Will you output the entries below exactly, skipping every image they contain?

── Record list

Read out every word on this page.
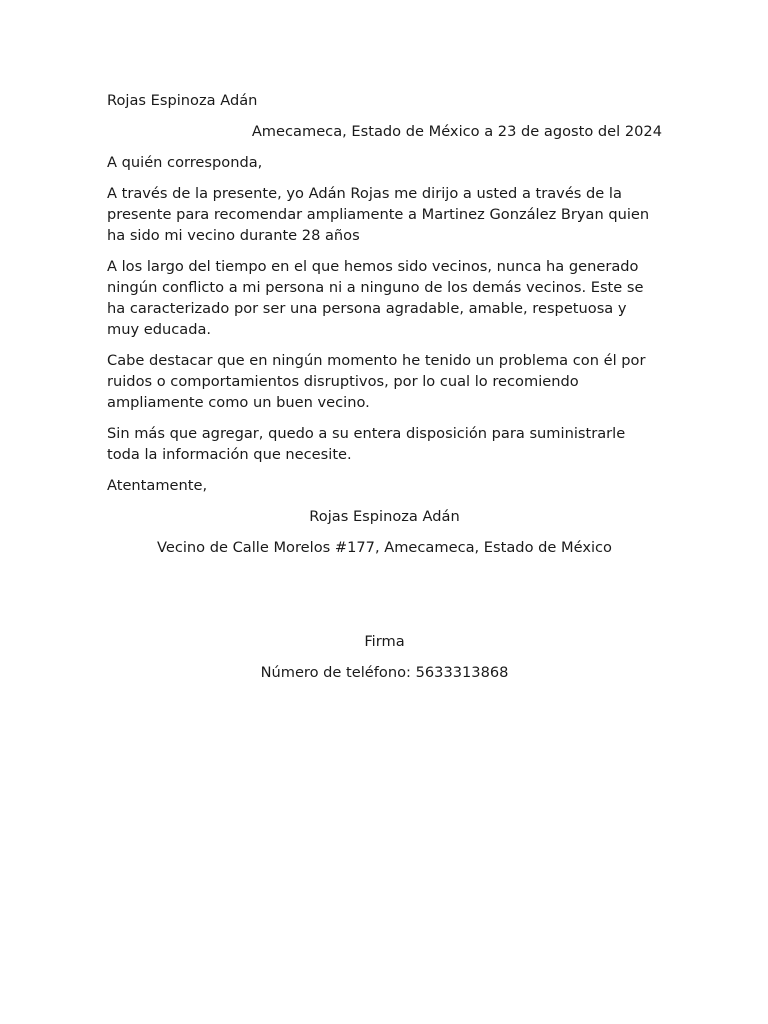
Rojas Espinoza Adán

Amecameca, Estado de México a 23 de agosto del 2024

A quién corresponda,

A través de la presente, yo Adán Rojas me dirijo a usted a través de la presente para recomendar ampliamente a Martinez González Bryan quien ha sido mi vecino durante 28 años

A los largo del tiempo en el que hemos sido vecinos, nunca ha generado ningún conflicto a mi persona ni a ninguno de los demás vecinos. Este se ha caracterizado por ser una persona agradable, amable, respetuosa y muy educada.

Cabe destacar que en ningún momento he tenido un problema con él por ruidos o comportamientos disruptivos, por lo cual lo recomiendo ampliamente como un buen vecino.

Sin más que agregar, quedo a su entera disposición para suministrarle toda la información que necesite.

Atentamente,

Rojas Espinoza Adán

Vecino de Calle Morelos #177, Amecameca, Estado de México

Firma

Número de teléfono: 5633313868
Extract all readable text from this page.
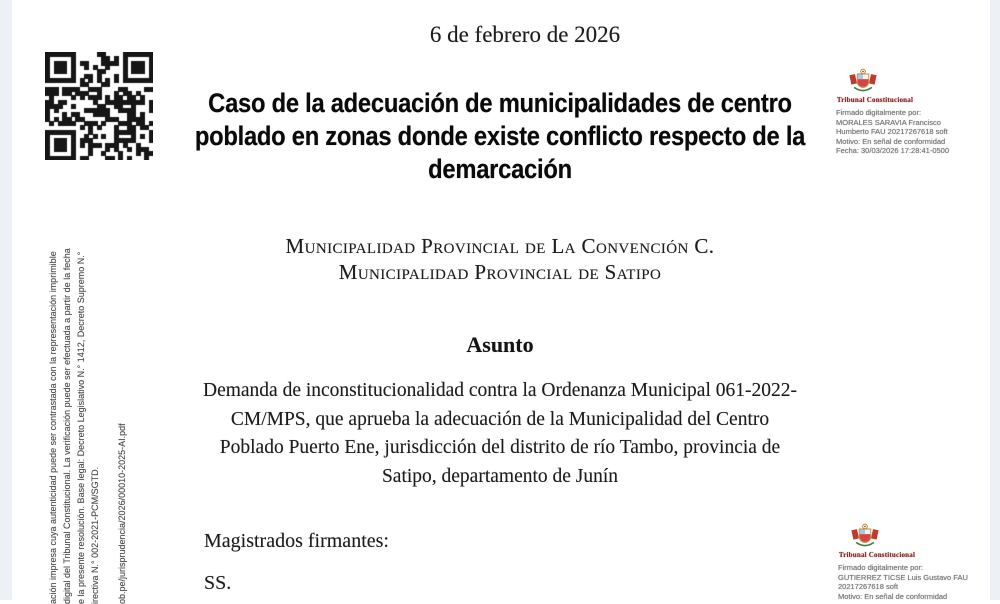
6 de febrero de 2026
Caso de la adecuación de municipalidades de centro
poblado en zonas donde existe conflicto respecto de la
demarcación
Municipalidad Provincial de La Convención C.
Municipalidad Provincial de Satipo
Asunto
Demanda de inconstitucionalidad contra la Ordenanza Municipal 061-2022-
CM/MPS, que aprueba la adecuación de la Municipalidad del Centro
Poblado Puerto Ene, jurisdicción del distrito de río Tambo, provincia de
Satipo, departamento de Junín
Magistrados firmantes:
SS.
ación impresa cuya autenticidad puede ser contrastada con la representación imprimible digital del Tribunal Constitucional. La verificación puede ser efectuada a partir de la fecha e la presente resolución. Base legal: Decreto Legislativo N.° 1412, Decreto Supremo N.° irectiva N.° 002-2021-PCM/SGTD. ob.pe/jurisprudencia/2026/00010-2025-AI.pdf
Tribunal Constitucional
Firmado digitalmente por:
MORALES SARAVIA Francisco
Humberto FAU 20217267618 soft
Motivo: En señal de conformidad
Fecha: 30/03/2026 17:28:41-0500
Tribunal Constitucional
Firmado digitalmente por:
GUTIERREZ TICSE Luis Gustavo FAU
20217267618 soft
Motivo: En señal de conformidad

────

» The reply:
Read out every word on this page.
Rojas Espinoza Adán

Amecameca, Estado de México a 23 de agosto del 2024

A quién corresponda,

A través de la presente, yo Adán Rojas me dirijo a usted a través de la presente para recomendar ampliamente a Martinez González Bryan quien ha sido mi vecino durante 28 años

A los largo del tiempo en el que hemos sido vecinos, nunca ha generado ningún conflicto a mi persona ni a ninguno de los demás vecinos. Este se ha caracterizado por ser una persona agradable, amable, respetuosa y muy educada.

Cabe destacar que en ningún momento he tenido un problema con él por ruidos o comportamientos disruptivos, por lo cual lo recomiendo ampliamente como un buen vecino.

Sin más que agregar, quedo a su entera disposición para suministrarle toda la información que necesite.

Atentamente,

Rojas Espinoza Adán

Vecino de Calle Morelos #177, Amecameca, Estado de México

Firma

Número de teléfono: 5633313868
Extract all readable text from this page.
6 de febrero de 2026
Caso de la adecuación de municipalidades de centro
poblado en zonas donde existe conflicto respecto de la
demarcación
Municipalidad Provincial de La Convención C.
Municipalidad Provincial de Satipo
Asunto
Demanda de inconstitucionalidad contra la Ordenanza Municipal 061-2022-
CM/MPS, que aprueba la adecuación de la Municipalidad del Centro
Poblado Puerto Ene, jurisdicción del distrito de río Tambo, provincia de
Satipo, departamento de Junín
Magistrados firmantes:
SS.
ación impresa cuya autenticidad puede ser contrastada con la representación imprimible digital del Tribunal Constitucional. La verificación puede ser efectuada a partir de la fecha e la presente resolución. Base legal: Decreto Legislativo N.° 1412, Decreto Supremo N.° irectiva N.° 002-2021-PCM/SGTD. ob.pe/jurisprudencia/2026/00010-2025-AI.pdf
Tribunal Constitucional
Firmado digitalmente por:
MORALES SARAVIA Francisco
Humberto FAU 20217267618 soft
Motivo: En señal de conformidad
Fecha: 30/03/2026 17:28:41-0500
Tribunal Constitucional
Firmado digitalmente por:
GUTIERREZ TICSE Luis Gustavo FAU
20217267618 soft
Motivo: En señal de conformidad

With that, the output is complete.